Each line in the entries below that holds the string "소비자물가상승률" is to be listed.

>> Start

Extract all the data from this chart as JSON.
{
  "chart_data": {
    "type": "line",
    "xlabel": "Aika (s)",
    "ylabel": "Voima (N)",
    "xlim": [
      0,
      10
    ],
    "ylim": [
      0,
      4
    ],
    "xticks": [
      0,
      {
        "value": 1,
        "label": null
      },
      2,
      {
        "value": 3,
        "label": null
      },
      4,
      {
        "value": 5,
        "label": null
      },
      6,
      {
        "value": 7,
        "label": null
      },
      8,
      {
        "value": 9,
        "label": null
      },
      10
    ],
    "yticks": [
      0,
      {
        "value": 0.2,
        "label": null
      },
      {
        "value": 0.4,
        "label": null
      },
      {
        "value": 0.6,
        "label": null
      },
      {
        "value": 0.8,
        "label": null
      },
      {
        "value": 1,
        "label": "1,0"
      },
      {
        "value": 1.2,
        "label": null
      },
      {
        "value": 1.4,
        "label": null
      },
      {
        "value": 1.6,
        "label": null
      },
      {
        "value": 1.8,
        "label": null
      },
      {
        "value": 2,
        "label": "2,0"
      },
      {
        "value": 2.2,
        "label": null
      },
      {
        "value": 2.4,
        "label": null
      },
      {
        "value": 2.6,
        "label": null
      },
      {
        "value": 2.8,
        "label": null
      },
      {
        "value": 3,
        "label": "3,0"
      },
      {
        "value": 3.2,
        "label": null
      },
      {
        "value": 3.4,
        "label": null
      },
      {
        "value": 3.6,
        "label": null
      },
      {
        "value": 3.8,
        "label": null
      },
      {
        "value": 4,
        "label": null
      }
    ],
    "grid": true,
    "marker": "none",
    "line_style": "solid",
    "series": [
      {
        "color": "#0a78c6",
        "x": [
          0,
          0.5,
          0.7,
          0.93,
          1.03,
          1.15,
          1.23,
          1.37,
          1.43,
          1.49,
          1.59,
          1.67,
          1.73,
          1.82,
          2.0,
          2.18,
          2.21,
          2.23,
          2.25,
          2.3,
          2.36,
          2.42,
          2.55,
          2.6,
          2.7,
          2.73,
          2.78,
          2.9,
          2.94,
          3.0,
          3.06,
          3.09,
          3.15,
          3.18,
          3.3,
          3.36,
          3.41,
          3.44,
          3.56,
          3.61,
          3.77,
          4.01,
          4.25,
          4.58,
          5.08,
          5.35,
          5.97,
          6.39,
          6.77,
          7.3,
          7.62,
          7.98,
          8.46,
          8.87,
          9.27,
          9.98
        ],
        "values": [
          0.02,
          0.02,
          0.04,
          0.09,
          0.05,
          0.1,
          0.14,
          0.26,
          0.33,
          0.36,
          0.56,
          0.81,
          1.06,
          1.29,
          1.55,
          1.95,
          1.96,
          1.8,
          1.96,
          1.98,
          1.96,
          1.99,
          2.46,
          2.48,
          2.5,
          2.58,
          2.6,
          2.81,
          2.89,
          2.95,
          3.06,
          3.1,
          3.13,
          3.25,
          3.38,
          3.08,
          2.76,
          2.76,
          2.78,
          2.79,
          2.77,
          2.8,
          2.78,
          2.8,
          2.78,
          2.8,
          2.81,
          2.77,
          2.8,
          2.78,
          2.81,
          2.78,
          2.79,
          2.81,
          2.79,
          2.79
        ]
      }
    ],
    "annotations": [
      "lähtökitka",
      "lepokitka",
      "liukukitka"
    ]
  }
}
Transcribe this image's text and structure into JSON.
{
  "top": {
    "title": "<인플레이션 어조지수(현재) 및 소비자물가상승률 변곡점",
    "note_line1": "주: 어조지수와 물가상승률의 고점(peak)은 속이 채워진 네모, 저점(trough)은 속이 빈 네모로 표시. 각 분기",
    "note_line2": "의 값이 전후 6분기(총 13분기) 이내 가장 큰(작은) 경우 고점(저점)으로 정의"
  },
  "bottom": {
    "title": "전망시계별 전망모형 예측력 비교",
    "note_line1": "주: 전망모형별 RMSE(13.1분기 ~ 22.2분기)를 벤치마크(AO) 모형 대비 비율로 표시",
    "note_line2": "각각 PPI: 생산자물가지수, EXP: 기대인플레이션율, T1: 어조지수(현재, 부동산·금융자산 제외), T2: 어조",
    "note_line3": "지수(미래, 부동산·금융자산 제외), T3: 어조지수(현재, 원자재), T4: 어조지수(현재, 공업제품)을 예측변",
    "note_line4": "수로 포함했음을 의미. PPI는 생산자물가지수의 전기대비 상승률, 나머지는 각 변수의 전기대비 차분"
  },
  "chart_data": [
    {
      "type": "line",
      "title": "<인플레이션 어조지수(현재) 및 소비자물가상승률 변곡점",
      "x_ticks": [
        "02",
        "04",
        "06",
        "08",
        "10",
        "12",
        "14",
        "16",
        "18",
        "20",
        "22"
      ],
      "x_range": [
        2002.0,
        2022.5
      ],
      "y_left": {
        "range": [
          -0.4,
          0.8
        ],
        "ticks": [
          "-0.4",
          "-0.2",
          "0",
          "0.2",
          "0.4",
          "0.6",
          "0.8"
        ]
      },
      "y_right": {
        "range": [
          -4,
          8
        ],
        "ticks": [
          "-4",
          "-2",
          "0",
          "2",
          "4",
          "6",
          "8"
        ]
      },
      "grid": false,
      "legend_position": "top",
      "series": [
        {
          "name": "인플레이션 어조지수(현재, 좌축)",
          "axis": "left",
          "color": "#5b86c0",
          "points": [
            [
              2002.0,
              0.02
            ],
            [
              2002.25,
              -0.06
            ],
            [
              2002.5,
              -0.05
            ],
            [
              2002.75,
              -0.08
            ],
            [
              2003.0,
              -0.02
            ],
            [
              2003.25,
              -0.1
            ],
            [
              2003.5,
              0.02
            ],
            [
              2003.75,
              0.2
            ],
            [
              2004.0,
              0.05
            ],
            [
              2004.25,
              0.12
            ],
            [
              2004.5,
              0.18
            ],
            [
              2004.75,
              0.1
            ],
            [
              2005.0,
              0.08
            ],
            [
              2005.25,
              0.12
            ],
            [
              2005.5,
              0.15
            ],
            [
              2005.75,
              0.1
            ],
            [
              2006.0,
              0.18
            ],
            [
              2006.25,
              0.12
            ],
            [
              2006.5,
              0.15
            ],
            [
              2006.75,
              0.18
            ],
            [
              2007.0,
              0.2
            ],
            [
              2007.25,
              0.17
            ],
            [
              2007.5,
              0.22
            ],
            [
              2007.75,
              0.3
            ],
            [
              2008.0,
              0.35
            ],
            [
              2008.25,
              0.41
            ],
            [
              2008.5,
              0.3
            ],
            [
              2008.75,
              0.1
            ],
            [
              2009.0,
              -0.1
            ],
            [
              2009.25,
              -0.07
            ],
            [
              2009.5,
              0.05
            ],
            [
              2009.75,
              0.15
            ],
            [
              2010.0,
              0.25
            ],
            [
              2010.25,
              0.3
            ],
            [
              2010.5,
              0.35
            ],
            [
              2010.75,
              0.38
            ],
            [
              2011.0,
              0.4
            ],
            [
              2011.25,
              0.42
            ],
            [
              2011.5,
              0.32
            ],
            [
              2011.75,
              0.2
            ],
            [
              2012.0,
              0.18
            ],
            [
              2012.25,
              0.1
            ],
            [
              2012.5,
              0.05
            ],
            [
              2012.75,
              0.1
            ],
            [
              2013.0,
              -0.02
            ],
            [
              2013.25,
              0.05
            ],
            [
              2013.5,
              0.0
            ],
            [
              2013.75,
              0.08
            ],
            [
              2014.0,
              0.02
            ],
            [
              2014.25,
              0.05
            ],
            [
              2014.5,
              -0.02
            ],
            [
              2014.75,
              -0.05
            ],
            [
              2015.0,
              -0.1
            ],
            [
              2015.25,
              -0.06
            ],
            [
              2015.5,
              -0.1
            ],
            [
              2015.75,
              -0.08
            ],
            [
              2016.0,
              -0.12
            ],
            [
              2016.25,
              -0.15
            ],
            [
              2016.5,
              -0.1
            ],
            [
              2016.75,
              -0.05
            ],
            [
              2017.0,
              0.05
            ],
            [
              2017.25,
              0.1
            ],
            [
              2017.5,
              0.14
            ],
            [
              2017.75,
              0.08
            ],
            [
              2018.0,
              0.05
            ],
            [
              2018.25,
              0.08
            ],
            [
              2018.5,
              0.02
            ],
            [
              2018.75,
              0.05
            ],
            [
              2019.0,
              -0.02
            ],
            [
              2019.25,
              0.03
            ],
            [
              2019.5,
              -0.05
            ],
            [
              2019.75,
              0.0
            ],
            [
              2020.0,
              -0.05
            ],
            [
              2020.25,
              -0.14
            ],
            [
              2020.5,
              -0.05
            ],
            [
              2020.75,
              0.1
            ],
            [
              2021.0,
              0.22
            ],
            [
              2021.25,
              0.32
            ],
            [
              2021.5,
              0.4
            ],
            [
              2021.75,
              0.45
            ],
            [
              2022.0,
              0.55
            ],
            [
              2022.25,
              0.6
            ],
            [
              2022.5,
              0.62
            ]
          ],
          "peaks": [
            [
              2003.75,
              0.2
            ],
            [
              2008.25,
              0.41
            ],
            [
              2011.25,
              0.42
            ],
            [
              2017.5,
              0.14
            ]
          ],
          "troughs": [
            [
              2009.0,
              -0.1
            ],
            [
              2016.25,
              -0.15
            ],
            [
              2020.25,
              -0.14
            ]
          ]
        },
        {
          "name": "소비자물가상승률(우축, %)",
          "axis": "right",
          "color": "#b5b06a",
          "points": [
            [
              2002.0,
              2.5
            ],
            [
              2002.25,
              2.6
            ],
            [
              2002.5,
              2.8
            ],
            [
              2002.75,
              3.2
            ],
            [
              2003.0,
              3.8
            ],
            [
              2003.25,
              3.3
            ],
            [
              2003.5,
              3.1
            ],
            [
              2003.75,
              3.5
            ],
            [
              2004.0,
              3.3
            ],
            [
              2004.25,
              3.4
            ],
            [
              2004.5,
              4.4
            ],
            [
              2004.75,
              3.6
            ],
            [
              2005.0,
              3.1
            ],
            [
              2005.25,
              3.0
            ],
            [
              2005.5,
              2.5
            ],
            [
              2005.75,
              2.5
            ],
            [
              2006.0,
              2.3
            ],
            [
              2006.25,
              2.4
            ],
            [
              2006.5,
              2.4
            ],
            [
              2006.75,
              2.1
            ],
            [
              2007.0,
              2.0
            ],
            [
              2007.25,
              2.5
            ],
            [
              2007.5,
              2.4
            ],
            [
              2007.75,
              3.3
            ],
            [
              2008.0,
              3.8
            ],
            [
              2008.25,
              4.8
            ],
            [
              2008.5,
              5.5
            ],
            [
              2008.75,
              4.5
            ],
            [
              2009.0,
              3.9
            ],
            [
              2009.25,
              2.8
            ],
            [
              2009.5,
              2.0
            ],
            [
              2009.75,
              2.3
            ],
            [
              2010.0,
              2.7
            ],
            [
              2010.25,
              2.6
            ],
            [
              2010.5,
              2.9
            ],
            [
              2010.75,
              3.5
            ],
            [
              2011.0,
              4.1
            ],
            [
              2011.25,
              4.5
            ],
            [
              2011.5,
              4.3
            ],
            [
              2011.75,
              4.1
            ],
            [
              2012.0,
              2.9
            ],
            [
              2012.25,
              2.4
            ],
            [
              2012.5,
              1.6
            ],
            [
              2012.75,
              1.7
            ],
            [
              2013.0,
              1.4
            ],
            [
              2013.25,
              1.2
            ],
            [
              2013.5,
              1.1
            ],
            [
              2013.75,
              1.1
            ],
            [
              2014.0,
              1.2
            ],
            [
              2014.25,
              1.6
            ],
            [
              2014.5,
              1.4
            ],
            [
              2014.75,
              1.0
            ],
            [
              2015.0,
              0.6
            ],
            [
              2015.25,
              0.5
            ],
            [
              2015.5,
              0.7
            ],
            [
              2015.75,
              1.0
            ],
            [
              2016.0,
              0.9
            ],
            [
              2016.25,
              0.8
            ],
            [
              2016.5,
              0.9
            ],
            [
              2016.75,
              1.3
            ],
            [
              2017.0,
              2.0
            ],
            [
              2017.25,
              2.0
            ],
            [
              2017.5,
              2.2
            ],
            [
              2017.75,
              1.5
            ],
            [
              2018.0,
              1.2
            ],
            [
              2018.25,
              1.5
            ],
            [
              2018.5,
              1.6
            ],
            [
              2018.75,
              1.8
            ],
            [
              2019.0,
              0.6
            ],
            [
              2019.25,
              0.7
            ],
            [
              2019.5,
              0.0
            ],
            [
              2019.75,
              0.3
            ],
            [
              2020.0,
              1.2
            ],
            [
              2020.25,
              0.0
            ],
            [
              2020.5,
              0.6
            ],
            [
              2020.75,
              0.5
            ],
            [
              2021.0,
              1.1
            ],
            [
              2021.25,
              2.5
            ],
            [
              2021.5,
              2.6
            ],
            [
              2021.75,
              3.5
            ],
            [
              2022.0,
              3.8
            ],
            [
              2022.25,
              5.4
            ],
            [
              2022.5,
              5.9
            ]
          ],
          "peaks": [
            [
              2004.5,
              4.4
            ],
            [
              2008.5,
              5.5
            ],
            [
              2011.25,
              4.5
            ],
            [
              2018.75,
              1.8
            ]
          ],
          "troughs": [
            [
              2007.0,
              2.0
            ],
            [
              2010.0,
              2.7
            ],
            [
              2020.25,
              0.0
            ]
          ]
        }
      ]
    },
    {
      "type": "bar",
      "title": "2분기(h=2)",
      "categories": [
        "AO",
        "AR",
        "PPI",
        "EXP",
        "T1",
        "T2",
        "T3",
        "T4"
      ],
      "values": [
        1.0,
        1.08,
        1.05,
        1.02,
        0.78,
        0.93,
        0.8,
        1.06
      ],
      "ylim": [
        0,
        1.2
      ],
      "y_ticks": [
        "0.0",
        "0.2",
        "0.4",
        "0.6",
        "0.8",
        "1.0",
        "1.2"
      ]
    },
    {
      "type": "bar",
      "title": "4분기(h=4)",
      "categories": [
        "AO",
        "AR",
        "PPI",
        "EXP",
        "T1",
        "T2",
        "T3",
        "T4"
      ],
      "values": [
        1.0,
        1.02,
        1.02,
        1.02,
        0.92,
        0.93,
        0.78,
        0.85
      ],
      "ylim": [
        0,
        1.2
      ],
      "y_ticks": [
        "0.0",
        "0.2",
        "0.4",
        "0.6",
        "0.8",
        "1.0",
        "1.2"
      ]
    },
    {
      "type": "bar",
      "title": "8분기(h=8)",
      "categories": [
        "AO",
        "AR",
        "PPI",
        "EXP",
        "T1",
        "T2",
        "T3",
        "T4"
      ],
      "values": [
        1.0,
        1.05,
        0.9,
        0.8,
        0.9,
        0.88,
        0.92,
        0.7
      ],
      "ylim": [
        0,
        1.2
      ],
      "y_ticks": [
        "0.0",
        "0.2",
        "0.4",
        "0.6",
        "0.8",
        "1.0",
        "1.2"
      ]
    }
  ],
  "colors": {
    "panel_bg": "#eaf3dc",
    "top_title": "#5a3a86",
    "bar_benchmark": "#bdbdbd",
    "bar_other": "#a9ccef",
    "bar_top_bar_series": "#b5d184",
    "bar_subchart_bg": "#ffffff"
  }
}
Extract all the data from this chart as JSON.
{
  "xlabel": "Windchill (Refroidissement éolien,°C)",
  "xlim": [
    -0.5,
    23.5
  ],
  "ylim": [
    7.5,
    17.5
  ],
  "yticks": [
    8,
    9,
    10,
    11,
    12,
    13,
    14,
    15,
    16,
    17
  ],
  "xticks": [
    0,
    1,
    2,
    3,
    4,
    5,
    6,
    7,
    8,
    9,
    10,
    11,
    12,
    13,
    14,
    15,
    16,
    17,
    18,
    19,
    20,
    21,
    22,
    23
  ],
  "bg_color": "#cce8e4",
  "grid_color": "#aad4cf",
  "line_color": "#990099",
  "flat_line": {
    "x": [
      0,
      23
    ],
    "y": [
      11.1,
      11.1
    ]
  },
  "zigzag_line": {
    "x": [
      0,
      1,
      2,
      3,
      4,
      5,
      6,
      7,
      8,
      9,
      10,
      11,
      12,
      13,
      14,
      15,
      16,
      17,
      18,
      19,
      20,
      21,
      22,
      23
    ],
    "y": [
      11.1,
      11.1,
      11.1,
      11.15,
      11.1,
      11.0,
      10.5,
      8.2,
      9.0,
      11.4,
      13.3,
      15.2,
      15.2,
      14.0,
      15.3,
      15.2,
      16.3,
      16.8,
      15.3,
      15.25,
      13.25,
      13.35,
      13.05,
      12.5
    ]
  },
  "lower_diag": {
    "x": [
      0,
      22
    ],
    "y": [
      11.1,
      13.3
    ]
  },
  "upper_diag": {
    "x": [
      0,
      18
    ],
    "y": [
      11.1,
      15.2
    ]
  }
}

>> End

**Solution**
    "title": "<인플레이션 어조지수(현재) 및 소비자물가상승률 변곡점",
      "title": "<인플레이션 어조지수(현재) 및 소비자물가상승률 변곡점",
          "name": "소비자물가상승률(우축, %)",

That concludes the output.